> _SHORT EXERCISE_
Type out the complete listing below word for word, without its pictures.

> _DATA TO PROCESS_
** start **

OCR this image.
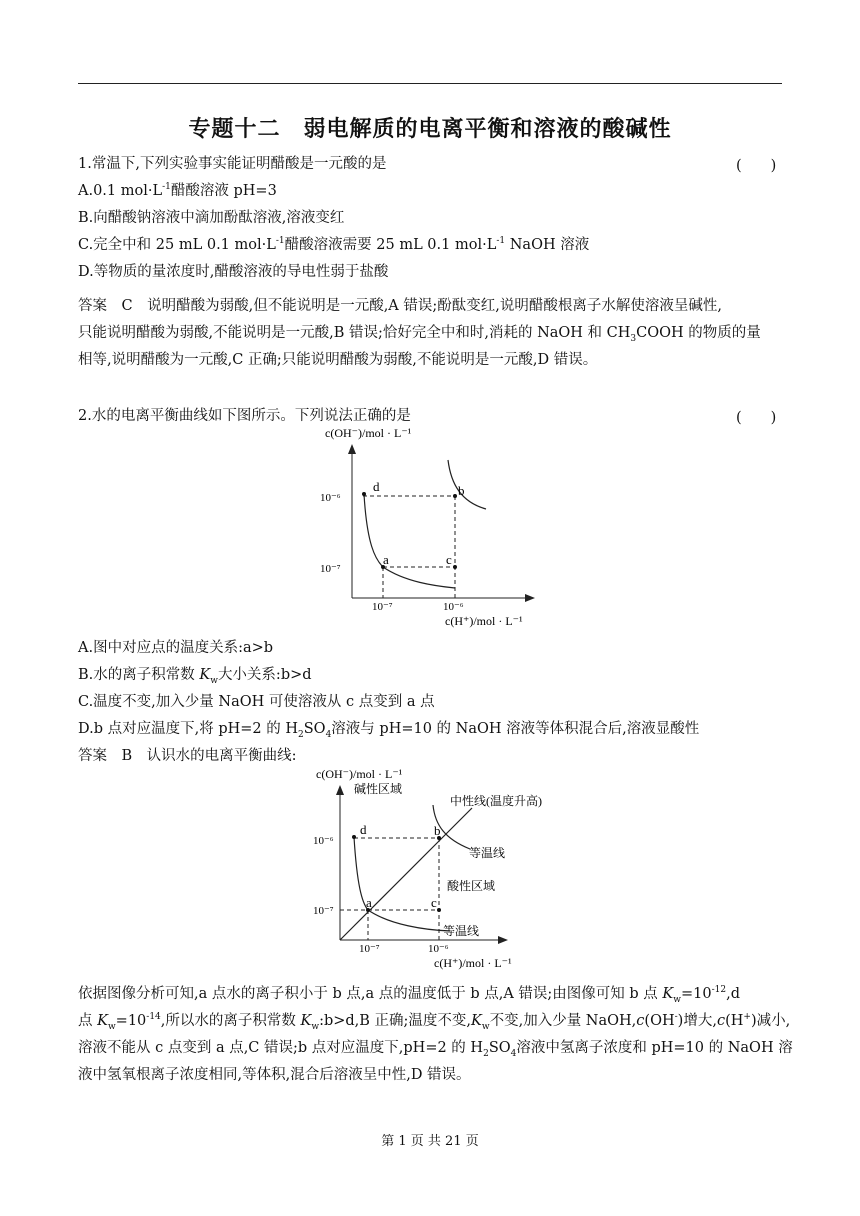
专题十二　弱电解质的电离平衡和溶液的酸碱性
1.常温下,下列实验事实能证明醋酸是一元酸的是	(　　)
A.0.1 $mol\cdot L^{-1}$醋酸溶液 pH=3
B.向醋酸钠溶液中滴加酚酞溶液,溶液变红
C.完全中和 25 mL 0.1 $mol\cdot L^{-1}$醋酸溶液需要 25 mL 0.1 $mol\cdot L^{-1}$ NaOH 溶液
D.等物质的量浓度时,醋酸溶液的导电性弱于盐酸
答案　C　说明醋酸为弱酸,但不能说明是一元酸,A 错误;酚酞变红,说明醋酸根离子水解使溶液呈碱性,
只能说明醋酸为弱酸,不能说明是一元酸,B 错误;恰好完全中和时,消耗的 NaOH 和 $CH_3COOH$ 的物质的量
相等,说明醋酸为一元酸,C 正确;只能说明醋酸为弱酸,不能说明是一元酸,D 错误。
2.水的电离平衡曲线如下图所示。下列说法正确的是	(　　)
c(OH⁻)/mol · L⁻¹
10⁻⁶
10⁻⁷
10⁻⁷	10⁻⁶
c(H⁺)/mol · L⁻¹
d	b
a	c
A.图中对应点的温度关系:a>b
B.水的离子积常数 $K_w$大小关系:b>d
C.温度不变,加入少量 NaOH 可使溶液从 c 点变到 a 点
D.b 点对应温度下,将 pH=2 的 $H_2SO_4$溶液与 pH=10 的 NaOH 溶液等体积混合后,溶液显酸性
答案　B　认识水的电离平衡曲线:
c(OH⁻)/mol · L⁻¹
碱性区域
中性线(温度升高)
10⁻⁶
10⁻⁷
10⁻⁷	10⁻⁶
c(H⁺)/mol · L⁻¹
d	b
a	c
等温线
酸性区域
等温线
依据图像分析可知,a 点水的离子积小于 b 点,a 点的温度低于 b 点,A 错误;由图像可知 b 点 $K_w=10^{-12},d$
点 $K_w=10^{-14}$,所以水的离子积常数 $K_w:b>d,B$ 正确;温度不变$,K_w$不变,加入少量 NaOH,c(OH-)增大,c(H+)减小,
溶液不能从 c 点变到 a 点,C 错误;b 点对应温度下,pH=2 的 $H_2SO_4$溶液中氢离子浓度和 pH=10 的 NaOH 溶
液中氢氧根离子浓度相同,等体积,混合后溶液呈中性,D 错误。
第 1 页 共 21 页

** end **

> _SOLUTION FOR THIS EXERCISE_
OCR this image.
专题十二　弱电解质的电离平衡和溶液的酸碱性
1.常温下,下列实验事实能证明醋酸是一元酸的是	(　　)
A.0.1 $mol\cdot L^{-1}$醋酸溶液 pH=3
B.向醋酸钠溶液中滴加酚酞溶液,溶液变红
C.完全中和 25 mL 0.1 $mol\cdot L^{-1}$醋酸溶液需要 25 mL 0.1 $mol\cdot L^{-1}$ NaOH 溶液
D.等物质的量浓度时,醋酸溶液的导电性弱于盐酸
答案　C　说明醋酸为弱酸,但不能说明是一元酸,A 错误;酚酞变红,说明醋酸根离子水解使溶液呈碱性,
只能说明醋酸为弱酸,不能说明是一元酸,B 错误;恰好完全中和时,消耗的 NaOH 和 $CH_3COOH$ 的物质的量
相等,说明醋酸为一元酸,C 正确;只能说明醋酸为弱酸,不能说明是一元酸,D 错误。
2.水的电离平衡曲线如下图所示。下列说法正确的是	(　　)
c(OH⁻)/mol · L⁻¹
10⁻⁶
10⁻⁷
10⁻⁷	10⁻⁶
c(H⁺)/mol · L⁻¹
d	b
a	c
A.图中对应点的温度关系:a>b
B.水的离子积常数 $K_w$大小关系:b>d
C.温度不变,加入少量 NaOH 可使溶液从 c 点变到 a 点
D.b 点对应温度下,将 pH=2 的 $H_2SO_4$溶液与 pH=10 的 NaOH 溶液等体积混合后,溶液显酸性
答案　B　认识水的电离平衡曲线:
c(OH⁻)/mol · L⁻¹
碱性区域
中性线(温度升高)
10⁻⁶
10⁻⁷
10⁻⁷	10⁻⁶
c(H⁺)/mol · L⁻¹
d	b
a	c
等温线
酸性区域
等温线
依据图像分析可知,a 点水的离子积小于 b 点,a 点的温度低于 b 点,A 错误;由图像可知 b 点 $K_w=10^{-12},d$
点 $K_w=10^{-14}$,所以水的离子积常数 $K_w:b>d,B$ 正确;温度不变$,K_w$不变,加入少量 NaOH,c(OH-)增大,c(H+)减小,
溶液不能从 c 点变到 a 点,C 错误;b 点对应温度下,pH=2 的 $H_2SO_4$溶液中氢离子浓度和 pH=10 的 NaOH 溶
液中氢氧根离子浓度相同,等体积,混合后溶液呈中性,D 错误。
第 1 页 共 21 页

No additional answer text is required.